**Problem requirements**
Review the lines that follow and copy each one that contains the word "this".

**Stored rows**
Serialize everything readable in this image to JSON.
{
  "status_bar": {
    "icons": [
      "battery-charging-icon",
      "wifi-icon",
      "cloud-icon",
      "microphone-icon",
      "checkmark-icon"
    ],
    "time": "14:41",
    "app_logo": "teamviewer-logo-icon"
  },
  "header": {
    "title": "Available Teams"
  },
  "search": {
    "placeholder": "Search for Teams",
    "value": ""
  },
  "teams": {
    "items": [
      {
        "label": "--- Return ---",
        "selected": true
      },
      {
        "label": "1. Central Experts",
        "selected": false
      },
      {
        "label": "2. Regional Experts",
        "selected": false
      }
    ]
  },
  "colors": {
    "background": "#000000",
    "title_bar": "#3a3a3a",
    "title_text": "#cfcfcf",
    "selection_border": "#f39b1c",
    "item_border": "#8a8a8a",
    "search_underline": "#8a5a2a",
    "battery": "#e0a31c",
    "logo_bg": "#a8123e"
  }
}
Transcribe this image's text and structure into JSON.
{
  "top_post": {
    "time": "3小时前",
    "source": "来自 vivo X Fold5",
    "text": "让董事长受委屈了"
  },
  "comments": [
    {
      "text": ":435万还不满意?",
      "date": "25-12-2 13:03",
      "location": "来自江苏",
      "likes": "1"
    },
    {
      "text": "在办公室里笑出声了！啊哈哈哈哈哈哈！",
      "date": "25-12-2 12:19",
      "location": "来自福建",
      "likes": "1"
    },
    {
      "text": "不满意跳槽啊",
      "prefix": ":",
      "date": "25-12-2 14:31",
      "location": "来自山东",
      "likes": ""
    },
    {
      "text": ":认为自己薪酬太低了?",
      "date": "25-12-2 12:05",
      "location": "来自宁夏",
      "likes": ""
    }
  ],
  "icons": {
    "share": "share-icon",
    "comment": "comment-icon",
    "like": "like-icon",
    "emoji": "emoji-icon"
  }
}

**Finished answer**
Serialize everything readable in this image to JSON.
Transcribe this image's text and structure into JSON.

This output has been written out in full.